Dataset listings of figures:

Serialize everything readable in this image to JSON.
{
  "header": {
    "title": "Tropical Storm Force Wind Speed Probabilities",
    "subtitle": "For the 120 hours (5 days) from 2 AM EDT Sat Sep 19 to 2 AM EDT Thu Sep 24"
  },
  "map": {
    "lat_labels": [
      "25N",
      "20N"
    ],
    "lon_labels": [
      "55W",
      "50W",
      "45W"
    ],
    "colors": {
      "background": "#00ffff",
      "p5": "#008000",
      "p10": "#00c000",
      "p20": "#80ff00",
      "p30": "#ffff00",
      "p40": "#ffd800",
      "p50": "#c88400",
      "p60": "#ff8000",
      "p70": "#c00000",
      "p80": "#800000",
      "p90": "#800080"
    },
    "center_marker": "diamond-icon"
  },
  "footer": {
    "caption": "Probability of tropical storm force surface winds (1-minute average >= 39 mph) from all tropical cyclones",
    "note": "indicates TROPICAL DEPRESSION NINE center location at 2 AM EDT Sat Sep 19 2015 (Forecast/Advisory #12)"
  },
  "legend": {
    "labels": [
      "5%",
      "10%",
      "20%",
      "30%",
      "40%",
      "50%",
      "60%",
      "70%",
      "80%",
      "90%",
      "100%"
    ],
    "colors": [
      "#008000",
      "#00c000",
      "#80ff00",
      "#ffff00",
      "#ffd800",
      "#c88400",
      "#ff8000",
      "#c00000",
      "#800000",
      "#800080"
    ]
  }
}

Exercise instructions:
Every entry should be printed again exactly as it stands.

Task response:
Serialize everything readable in this image to JSON.
{
  "header": {
    "title": "Tropical Storm Force Wind Speed Probabilities",
    "subtitle": "For the 120 hours (5 days) from 2 AM EDT Sat Sep 19 to 2 AM EDT Thu Sep 24"
  },
  "map": {
    "lat_labels": [
      "25N",
      "20N"
    ],
    "lon_labels": [
      "55W",
      "50W",
      "45W"
    ],
    "colors": {
      "background": "#00ffff",
      "p5": "#008000",
      "p10": "#00c000",
      "p20": "#80ff00",
      "p30": "#ffff00",
      "p40": "#ffd800",
      "p50": "#c88400",
      "p60": "#ff8000",
      "p70": "#c00000",
      "p80": "#800000",
      "p90": "#800080"
    },
    "center_marker": "diamond-icon"
  },
  "footer": {
    "caption": "Probability of tropical storm force surface winds (1-minute average >= 39 mph) from all tropical cyclones",
    "note": "indicates TROPICAL DEPRESSION NINE center location at 2 AM EDT Sat Sep 19 2015 (Forecast/Advisory #12)"
  },
  "legend": {
    "labels": [
      "5%",
      "10%",
      "20%",
      "30%",
      "40%",
      "50%",
      "60%",
      "70%",
      "80%",
      "90%",
      "100%"
    ],
    "colors": [
      "#008000",
      "#00c000",
      "#80ff00",
      "#ffff00",
      "#ffd800",
      "#c88400",
      "#ff8000",
      "#c00000",
      "#800000",
      "#800080"
    ]
  }
}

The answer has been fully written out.